RECORDED DATA
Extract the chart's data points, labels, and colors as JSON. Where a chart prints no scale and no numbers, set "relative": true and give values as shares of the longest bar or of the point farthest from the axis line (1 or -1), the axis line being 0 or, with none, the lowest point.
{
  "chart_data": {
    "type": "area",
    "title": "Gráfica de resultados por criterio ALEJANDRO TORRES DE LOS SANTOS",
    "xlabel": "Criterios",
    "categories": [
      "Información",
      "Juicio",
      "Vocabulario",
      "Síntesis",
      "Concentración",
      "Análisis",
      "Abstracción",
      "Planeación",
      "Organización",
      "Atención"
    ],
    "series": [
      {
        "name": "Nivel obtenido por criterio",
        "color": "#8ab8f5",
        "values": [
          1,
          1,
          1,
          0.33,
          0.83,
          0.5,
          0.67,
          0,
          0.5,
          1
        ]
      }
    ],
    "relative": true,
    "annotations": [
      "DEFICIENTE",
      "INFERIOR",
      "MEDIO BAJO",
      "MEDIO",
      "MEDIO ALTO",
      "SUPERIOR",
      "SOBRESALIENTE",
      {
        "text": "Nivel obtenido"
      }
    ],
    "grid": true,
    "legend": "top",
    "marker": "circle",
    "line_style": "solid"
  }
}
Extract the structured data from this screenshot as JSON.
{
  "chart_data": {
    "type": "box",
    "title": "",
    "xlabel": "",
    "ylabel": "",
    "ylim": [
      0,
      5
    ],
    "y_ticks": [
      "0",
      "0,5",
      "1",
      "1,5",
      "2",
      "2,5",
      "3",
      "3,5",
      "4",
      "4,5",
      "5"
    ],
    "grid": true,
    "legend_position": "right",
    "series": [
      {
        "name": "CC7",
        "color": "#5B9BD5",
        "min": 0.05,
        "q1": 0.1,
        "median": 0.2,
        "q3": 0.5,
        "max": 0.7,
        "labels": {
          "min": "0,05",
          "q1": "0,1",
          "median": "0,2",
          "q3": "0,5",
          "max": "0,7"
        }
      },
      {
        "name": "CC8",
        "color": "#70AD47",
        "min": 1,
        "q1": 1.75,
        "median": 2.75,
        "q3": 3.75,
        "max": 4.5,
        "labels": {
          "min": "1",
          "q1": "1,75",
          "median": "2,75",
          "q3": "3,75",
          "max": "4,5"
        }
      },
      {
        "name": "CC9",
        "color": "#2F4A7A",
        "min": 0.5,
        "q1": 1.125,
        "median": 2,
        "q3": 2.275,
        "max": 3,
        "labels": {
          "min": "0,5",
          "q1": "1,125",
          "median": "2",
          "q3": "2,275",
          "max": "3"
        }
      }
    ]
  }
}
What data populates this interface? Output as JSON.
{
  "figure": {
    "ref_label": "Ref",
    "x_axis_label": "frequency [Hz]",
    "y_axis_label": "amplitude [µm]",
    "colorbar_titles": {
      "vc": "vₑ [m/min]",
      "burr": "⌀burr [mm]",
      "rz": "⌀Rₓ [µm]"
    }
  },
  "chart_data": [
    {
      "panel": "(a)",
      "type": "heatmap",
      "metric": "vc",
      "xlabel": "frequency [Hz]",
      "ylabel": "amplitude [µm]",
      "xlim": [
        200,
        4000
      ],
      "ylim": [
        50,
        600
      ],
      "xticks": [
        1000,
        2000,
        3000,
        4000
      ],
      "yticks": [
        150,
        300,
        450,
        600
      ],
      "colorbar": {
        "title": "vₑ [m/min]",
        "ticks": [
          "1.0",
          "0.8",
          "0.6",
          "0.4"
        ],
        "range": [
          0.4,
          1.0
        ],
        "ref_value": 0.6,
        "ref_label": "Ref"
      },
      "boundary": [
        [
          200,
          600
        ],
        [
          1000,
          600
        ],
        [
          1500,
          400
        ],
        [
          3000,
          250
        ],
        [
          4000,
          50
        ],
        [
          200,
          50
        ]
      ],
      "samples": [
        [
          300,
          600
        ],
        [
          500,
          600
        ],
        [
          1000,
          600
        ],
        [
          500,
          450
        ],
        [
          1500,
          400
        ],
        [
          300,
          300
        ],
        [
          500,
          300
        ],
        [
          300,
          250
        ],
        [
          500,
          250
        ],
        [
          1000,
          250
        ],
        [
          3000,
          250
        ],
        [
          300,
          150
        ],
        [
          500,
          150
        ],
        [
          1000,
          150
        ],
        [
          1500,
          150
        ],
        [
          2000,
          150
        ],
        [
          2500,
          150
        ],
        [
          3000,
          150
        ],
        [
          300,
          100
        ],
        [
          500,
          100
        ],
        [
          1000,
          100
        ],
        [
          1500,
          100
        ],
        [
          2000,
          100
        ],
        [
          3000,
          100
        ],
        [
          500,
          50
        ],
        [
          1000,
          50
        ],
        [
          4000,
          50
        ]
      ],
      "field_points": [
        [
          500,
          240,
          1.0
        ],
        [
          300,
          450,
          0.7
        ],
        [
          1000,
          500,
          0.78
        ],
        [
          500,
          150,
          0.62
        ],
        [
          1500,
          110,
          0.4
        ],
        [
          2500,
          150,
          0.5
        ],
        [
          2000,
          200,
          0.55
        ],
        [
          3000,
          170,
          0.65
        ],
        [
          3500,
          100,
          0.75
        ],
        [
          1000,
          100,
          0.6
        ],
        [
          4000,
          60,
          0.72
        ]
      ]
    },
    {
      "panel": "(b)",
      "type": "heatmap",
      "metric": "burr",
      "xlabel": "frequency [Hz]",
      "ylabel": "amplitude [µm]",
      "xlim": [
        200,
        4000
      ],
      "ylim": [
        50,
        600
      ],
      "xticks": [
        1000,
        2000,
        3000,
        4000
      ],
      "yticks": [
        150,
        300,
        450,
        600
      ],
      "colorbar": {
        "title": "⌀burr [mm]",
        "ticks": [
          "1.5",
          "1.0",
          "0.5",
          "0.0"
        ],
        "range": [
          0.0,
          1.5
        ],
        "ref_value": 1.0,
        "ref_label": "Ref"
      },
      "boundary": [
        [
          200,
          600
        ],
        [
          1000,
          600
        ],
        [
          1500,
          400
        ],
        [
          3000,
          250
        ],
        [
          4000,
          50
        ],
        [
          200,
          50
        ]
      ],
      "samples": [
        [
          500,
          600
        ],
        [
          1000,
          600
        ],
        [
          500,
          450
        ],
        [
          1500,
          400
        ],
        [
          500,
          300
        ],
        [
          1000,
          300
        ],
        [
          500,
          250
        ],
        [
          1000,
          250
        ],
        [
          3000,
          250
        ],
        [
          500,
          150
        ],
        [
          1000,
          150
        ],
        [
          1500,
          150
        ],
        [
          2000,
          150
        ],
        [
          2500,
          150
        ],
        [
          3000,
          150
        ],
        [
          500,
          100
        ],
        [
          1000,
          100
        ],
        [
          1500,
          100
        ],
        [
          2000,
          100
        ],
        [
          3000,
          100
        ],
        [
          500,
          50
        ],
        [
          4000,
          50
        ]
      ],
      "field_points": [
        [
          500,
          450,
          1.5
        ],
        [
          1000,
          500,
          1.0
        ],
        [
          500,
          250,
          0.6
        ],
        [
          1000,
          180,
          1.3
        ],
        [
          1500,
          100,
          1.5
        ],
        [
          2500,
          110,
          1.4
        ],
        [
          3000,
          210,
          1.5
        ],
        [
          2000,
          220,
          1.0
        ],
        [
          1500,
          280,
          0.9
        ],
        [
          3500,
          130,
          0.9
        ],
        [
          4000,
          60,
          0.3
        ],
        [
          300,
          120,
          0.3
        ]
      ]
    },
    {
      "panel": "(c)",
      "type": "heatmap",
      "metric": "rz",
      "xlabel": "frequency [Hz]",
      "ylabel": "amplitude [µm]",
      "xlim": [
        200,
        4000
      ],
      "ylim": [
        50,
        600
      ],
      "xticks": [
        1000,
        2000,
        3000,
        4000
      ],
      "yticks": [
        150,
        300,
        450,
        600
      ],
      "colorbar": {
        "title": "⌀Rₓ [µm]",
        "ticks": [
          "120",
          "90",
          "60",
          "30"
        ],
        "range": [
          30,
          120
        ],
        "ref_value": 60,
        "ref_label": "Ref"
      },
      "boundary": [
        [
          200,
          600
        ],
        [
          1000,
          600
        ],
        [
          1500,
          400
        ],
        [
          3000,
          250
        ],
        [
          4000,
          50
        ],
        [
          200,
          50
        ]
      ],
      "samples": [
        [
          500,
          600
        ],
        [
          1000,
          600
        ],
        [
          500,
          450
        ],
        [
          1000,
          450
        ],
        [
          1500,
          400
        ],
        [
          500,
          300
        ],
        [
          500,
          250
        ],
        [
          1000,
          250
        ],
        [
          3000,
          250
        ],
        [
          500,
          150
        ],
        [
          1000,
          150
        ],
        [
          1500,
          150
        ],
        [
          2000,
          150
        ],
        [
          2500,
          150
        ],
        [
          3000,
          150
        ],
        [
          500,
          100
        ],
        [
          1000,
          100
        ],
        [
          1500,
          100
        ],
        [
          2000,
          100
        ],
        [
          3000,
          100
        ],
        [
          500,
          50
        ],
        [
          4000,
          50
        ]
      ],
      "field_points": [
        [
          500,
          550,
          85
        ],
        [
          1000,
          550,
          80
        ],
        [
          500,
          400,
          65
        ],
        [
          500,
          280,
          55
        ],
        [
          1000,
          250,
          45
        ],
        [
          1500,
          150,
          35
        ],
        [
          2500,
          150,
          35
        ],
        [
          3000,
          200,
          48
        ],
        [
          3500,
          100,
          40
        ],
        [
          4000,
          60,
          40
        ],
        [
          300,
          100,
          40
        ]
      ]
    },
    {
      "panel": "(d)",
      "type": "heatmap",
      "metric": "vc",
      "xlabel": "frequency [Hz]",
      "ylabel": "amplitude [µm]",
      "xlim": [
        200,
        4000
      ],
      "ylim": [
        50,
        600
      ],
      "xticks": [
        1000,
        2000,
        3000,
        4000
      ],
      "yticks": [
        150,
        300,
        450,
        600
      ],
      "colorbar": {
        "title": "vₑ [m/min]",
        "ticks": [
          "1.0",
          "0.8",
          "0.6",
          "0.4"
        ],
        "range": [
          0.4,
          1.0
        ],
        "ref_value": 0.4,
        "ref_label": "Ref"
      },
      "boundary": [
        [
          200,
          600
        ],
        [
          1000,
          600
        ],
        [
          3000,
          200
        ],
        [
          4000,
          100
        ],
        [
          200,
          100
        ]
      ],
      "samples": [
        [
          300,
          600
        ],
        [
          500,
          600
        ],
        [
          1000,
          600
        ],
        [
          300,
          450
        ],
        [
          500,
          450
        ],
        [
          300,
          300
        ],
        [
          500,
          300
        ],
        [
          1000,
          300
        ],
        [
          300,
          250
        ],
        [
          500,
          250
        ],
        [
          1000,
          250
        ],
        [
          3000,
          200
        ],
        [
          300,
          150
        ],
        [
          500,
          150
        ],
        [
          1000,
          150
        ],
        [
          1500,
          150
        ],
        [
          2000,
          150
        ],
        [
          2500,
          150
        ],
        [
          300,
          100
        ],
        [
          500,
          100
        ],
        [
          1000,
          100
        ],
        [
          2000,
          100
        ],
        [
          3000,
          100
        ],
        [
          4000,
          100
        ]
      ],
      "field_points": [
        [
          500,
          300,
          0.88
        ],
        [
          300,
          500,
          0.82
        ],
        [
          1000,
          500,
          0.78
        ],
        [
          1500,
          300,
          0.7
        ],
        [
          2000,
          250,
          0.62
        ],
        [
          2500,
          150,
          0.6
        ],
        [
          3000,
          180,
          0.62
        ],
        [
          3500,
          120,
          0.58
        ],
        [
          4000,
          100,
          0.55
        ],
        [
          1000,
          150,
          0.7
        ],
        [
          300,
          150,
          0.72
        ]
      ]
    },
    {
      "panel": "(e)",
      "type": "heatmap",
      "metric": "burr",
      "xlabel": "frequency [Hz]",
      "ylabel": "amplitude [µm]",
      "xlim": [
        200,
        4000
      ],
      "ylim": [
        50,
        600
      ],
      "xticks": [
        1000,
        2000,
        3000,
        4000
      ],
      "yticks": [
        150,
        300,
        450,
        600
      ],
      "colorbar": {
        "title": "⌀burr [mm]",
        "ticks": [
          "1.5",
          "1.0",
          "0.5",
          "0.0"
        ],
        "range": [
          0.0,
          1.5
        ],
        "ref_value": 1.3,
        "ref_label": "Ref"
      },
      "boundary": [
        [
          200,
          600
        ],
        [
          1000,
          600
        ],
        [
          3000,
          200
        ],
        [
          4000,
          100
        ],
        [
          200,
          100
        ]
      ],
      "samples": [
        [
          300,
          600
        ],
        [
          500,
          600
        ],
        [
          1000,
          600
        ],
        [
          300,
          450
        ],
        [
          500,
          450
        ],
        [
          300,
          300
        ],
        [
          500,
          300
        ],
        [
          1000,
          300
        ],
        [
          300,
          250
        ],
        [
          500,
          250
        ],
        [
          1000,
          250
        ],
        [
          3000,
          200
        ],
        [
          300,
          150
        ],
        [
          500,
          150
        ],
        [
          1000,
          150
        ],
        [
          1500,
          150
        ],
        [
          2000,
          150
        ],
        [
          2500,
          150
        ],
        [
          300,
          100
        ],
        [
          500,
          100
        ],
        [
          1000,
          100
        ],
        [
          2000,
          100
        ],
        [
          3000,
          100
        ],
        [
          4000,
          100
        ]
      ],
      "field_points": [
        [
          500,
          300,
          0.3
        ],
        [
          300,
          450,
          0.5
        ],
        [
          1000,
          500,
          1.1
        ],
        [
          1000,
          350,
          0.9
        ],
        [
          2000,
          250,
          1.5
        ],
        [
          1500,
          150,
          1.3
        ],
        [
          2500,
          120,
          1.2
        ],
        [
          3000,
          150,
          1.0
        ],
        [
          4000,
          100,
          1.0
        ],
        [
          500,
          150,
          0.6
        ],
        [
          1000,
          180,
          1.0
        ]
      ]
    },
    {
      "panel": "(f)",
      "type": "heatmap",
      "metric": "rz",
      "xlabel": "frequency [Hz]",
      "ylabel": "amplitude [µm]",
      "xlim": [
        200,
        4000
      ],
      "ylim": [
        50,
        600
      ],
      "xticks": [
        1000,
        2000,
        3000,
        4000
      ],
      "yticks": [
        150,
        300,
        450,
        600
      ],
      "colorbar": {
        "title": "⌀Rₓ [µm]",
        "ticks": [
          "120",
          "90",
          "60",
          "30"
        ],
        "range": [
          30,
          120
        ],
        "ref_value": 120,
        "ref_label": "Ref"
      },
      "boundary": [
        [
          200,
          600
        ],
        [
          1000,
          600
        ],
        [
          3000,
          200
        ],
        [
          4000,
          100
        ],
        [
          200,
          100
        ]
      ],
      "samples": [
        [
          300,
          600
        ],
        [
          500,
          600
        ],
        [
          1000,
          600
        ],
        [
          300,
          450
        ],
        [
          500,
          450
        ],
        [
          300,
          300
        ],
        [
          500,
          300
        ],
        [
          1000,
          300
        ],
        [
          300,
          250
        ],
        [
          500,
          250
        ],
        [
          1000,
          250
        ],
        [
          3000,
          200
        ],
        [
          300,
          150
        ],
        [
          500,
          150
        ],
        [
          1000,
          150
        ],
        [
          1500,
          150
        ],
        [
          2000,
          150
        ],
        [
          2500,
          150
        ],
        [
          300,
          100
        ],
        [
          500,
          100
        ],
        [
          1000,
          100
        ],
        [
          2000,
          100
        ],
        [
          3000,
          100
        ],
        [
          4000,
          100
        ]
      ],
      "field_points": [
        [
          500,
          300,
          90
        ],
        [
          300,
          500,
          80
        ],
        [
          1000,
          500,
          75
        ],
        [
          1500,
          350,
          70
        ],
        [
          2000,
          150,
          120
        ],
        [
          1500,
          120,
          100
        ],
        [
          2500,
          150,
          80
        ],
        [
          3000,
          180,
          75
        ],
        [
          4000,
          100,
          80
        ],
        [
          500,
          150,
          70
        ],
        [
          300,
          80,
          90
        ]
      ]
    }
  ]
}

WHAT TO WORK ON
Search the records above for the string "JSON". Copy every line that contains it.

REPLY
Extract the chart's data points, labels, and colors as JSON. Where a chart prints no scale and no numbers, set "relative": true and give values as shares of the longest bar or of the point farthest from the axis line (1 or -1), the axis line being 0 or, with none, the lowest point.
Extract the structured data from this screenshot as JSON.
What data populates this interface? Output as JSON.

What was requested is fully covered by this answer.